Short exercise: Type out the data exactly as given. Skip any image.

(Entries taken from a collection)
+-------+

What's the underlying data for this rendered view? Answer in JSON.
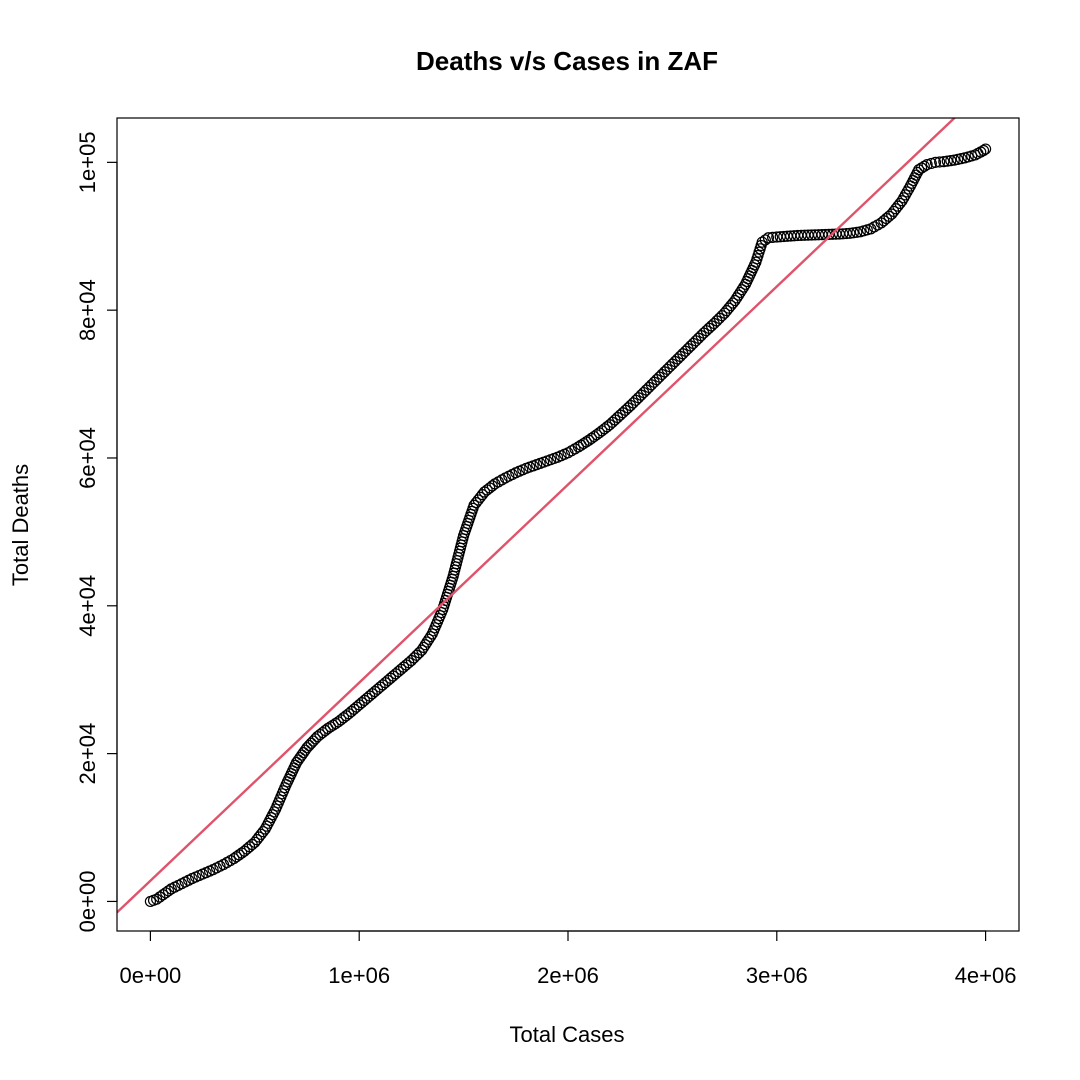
{
  "chart_data": {
    "type": "scatter",
    "title": "Deaths v/s Cases in ZAF",
    "xlabel": "Total Cases",
    "ylabel": "Total Deaths",
    "xlim": [
      -160000,
      4160000
    ],
    "ylim": [
      -4000,
      106000
    ],
    "x_ticks": [
      0,
      1000000,
      2000000,
      3000000,
      4000000
    ],
    "x_tick_labels": [
      "0e+00",
      "1e+06",
      "2e+06",
      "3e+06",
      "4e+06"
    ],
    "y_ticks": [
      0,
      20000,
      40000,
      60000,
      80000,
      100000
    ],
    "y_tick_labels": [
      "0e+00",
      "2e+04",
      "4e+04",
      "6e+04",
      "8e+04",
      "1e+05"
    ],
    "grid": false,
    "series": [
      {
        "marker": "open-circle",
        "color": "#000000",
        "points": [
          [
            0,
            0
          ],
          [
            30000,
            300
          ],
          [
            60000,
            900
          ],
          [
            100000,
            1700
          ],
          [
            150000,
            2400
          ],
          [
            200000,
            3100
          ],
          [
            250000,
            3700
          ],
          [
            300000,
            4300
          ],
          [
            350000,
            5000
          ],
          [
            400000,
            5800
          ],
          [
            450000,
            6800
          ],
          [
            500000,
            8000
          ],
          [
            550000,
            9800
          ],
          [
            600000,
            12500
          ],
          [
            650000,
            15800
          ],
          [
            700000,
            18800
          ],
          [
            750000,
            20800
          ],
          [
            800000,
            22300
          ],
          [
            850000,
            23400
          ],
          [
            900000,
            24300
          ],
          [
            950000,
            25400
          ],
          [
            1000000,
            26600
          ],
          [
            1050000,
            27800
          ],
          [
            1100000,
            29000
          ],
          [
            1150000,
            30200
          ],
          [
            1200000,
            31400
          ],
          [
            1250000,
            32600
          ],
          [
            1300000,
            34000
          ],
          [
            1350000,
            36200
          ],
          [
            1400000,
            39500
          ],
          [
            1450000,
            44000
          ],
          [
            1500000,
            49500
          ],
          [
            1550000,
            53600
          ],
          [
            1600000,
            55400
          ],
          [
            1650000,
            56500
          ],
          [
            1700000,
            57300
          ],
          [
            1750000,
            58000
          ],
          [
            1800000,
            58600
          ],
          [
            1850000,
            59100
          ],
          [
            1900000,
            59600
          ],
          [
            1950000,
            60100
          ],
          [
            2000000,
            60700
          ],
          [
            2050000,
            61500
          ],
          [
            2100000,
            62400
          ],
          [
            2150000,
            63400
          ],
          [
            2200000,
            64500
          ],
          [
            2250000,
            65800
          ],
          [
            2300000,
            67100
          ],
          [
            2350000,
            68500
          ],
          [
            2400000,
            69900
          ],
          [
            2450000,
            71300
          ],
          [
            2500000,
            72700
          ],
          [
            2550000,
            74100
          ],
          [
            2600000,
            75500
          ],
          [
            2650000,
            76900
          ],
          [
            2700000,
            78200
          ],
          [
            2750000,
            79600
          ],
          [
            2800000,
            81300
          ],
          [
            2850000,
            83500
          ],
          [
            2900000,
            86500
          ],
          [
            2930000,
            89200
          ],
          [
            2960000,
            89800
          ],
          [
            3000000,
            89900
          ],
          [
            3050000,
            90000
          ],
          [
            3100000,
            90100
          ],
          [
            3150000,
            90150
          ],
          [
            3200000,
            90200
          ],
          [
            3250000,
            90250
          ],
          [
            3300000,
            90300
          ],
          [
            3350000,
            90400
          ],
          [
            3400000,
            90600
          ],
          [
            3450000,
            91000
          ],
          [
            3500000,
            91800
          ],
          [
            3550000,
            93000
          ],
          [
            3600000,
            94800
          ],
          [
            3640000,
            96800
          ],
          [
            3680000,
            99000
          ],
          [
            3720000,
            99700
          ],
          [
            3760000,
            100000
          ],
          [
            3800000,
            100100
          ],
          [
            3850000,
            100300
          ],
          [
            3900000,
            100600
          ],
          [
            3950000,
            101000
          ],
          [
            3990000,
            101600
          ],
          [
            4000000,
            101800
          ]
        ]
      }
    ],
    "fit_line": {
      "color": "#DF536B",
      "intercept": 2800,
      "slope": 0.0268
    }
  }
}
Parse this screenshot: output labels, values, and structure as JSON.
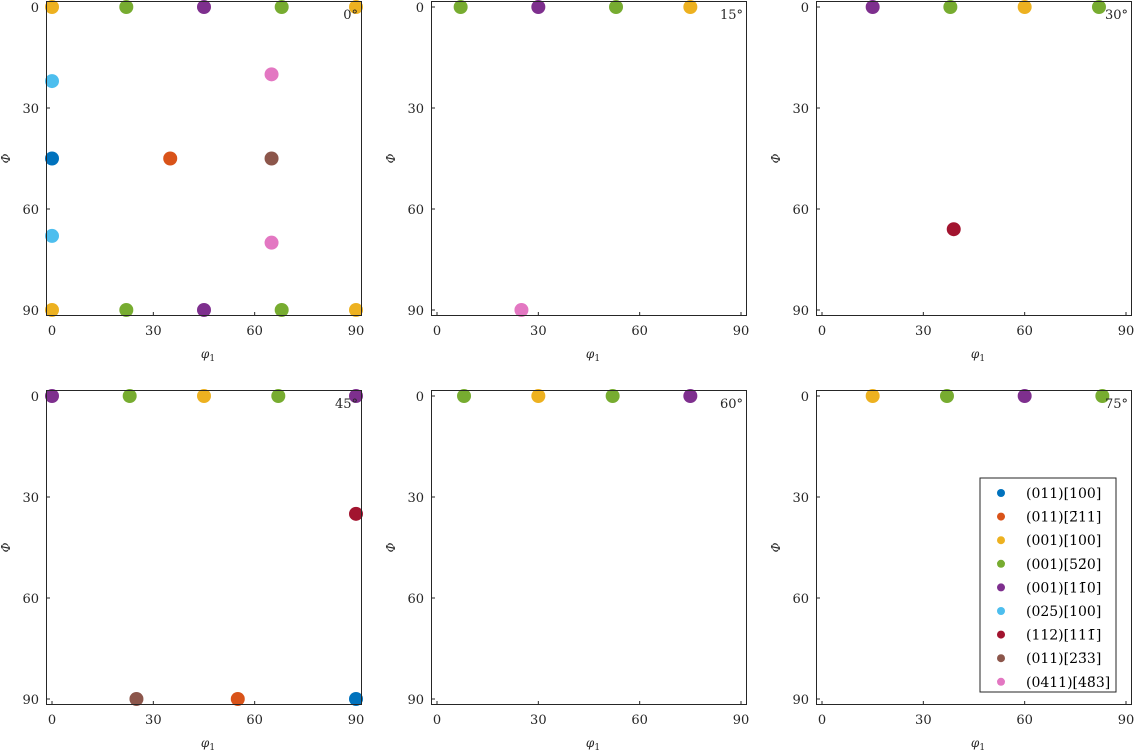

+-------+

Finished exercise:
What's the underlying data for this rendered view? Answer in JSON.
{
  "chart_data": {
    "type": "scatter",
    "title": "Deaths v/s Cases in ZAF",
    "xlabel": "Total Cases",
    "ylabel": "Total Deaths",
    "xlim": [
      -160000,
      4160000
    ],
    "ylim": [
      -4000,
      106000
    ],
    "x_ticks": [
      0,
      1000000,
      2000000,
      3000000,
      4000000
    ],
    "x_tick_labels": [
      "0e+00",
      "1e+06",
      "2e+06",
      "3e+06",
      "4e+06"
    ],
    "y_ticks": [
      0,
      20000,
      40000,
      60000,
      80000,
      100000
    ],
    "y_tick_labels": [
      "0e+00",
      "2e+04",
      "4e+04",
      "6e+04",
      "8e+04",
      "1e+05"
    ],
    "grid": false,
    "series": [
      {
        "marker": "open-circle",
        "color": "#000000",
        "points": [
          [
            0,
            0
          ],
          [
            30000,
            300
          ],
          [
            60000,
            900
          ],
          [
            100000,
            1700
          ],
          [
            150000,
            2400
          ],
          [
            200000,
            3100
          ],
          [
            250000,
            3700
          ],
          [
            300000,
            4300
          ],
          [
            350000,
            5000
          ],
          [
            400000,
            5800
          ],
          [
            450000,
            6800
          ],
          [
            500000,
            8000
          ],
          [
            550000,
            9800
          ],
          [
            600000,
            12500
          ],
          [
            650000,
            15800
          ],
          [
            700000,
            18800
          ],
          [
            750000,
            20800
          ],
          [
            800000,
            22300
          ],
          [
            850000,
            23400
          ],
          [
            900000,
            24300
          ],
          [
            950000,
            25400
          ],
          [
            1000000,
            26600
          ],
          [
            1050000,
            27800
          ],
          [
            1100000,
            29000
          ],
          [
            1150000,
            30200
          ],
          [
            1200000,
            31400
          ],
          [
            1250000,
            32600
          ],
          [
            1300000,
            34000
          ],
          [
            1350000,
            36200
          ],
          [
            1400000,
            39500
          ],
          [
            1450000,
            44000
          ],
          [
            1500000,
            49500
          ],
          [
            1550000,
            53600
          ],
          [
            1600000,
            55400
          ],
          [
            1650000,
            56500
          ],
          [
            1700000,
            57300
          ],
          [
            1750000,
            58000
          ],
          [
            1800000,
            58600
          ],
          [
            1850000,
            59100
          ],
          [
            1900000,
            59600
          ],
          [
            1950000,
            60100
          ],
          [
            2000000,
            60700
          ],
          [
            2050000,
            61500
          ],
          [
            2100000,
            62400
          ],
          [
            2150000,
            63400
          ],
          [
            2200000,
            64500
          ],
          [
            2250000,
            65800
          ],
          [
            2300000,
            67100
          ],
          [
            2350000,
            68500
          ],
          [
            2400000,
            69900
          ],
          [
            2450000,
            71300
          ],
          [
            2500000,
            72700
          ],
          [
            2550000,
            74100
          ],
          [
            2600000,
            75500
          ],
          [
            2650000,
            76900
          ],
          [
            2700000,
            78200
          ],
          [
            2750000,
            79600
          ],
          [
            2800000,
            81300
          ],
          [
            2850000,
            83500
          ],
          [
            2900000,
            86500
          ],
          [
            2930000,
            89200
          ],
          [
            2960000,
            89800
          ],
          [
            3000000,
            89900
          ],
          [
            3050000,
            90000
          ],
          [
            3100000,
            90100
          ],
          [
            3150000,
            90150
          ],
          [
            3200000,
            90200
          ],
          [
            3250000,
            90250
          ],
          [
            3300000,
            90300
          ],
          [
            3350000,
            90400
          ],
          [
            3400000,
            90600
          ],
          [
            3450000,
            91000
          ],
          [
            3500000,
            91800
          ],
          [
            3550000,
            93000
          ],
          [
            3600000,
            94800
          ],
          [
            3640000,
            96800
          ],
          [
            3680000,
            99000
          ],
          [
            3720000,
            99700
          ],
          [
            3760000,
            100000
          ],
          [
            3800000,
            100100
          ],
          [
            3850000,
            100300
          ],
          [
            3900000,
            100600
          ],
          [
            3950000,
            101000
          ],
          [
            3990000,
            101600
          ],
          [
            4000000,
            101800
          ]
        ]
      }
    ],
    "fit_line": {
      "color": "#DF536B",
      "intercept": 2800,
      "slope": 0.0268
    }
  }
}
Parse this screenshot: output labels, values, and structure as JSON.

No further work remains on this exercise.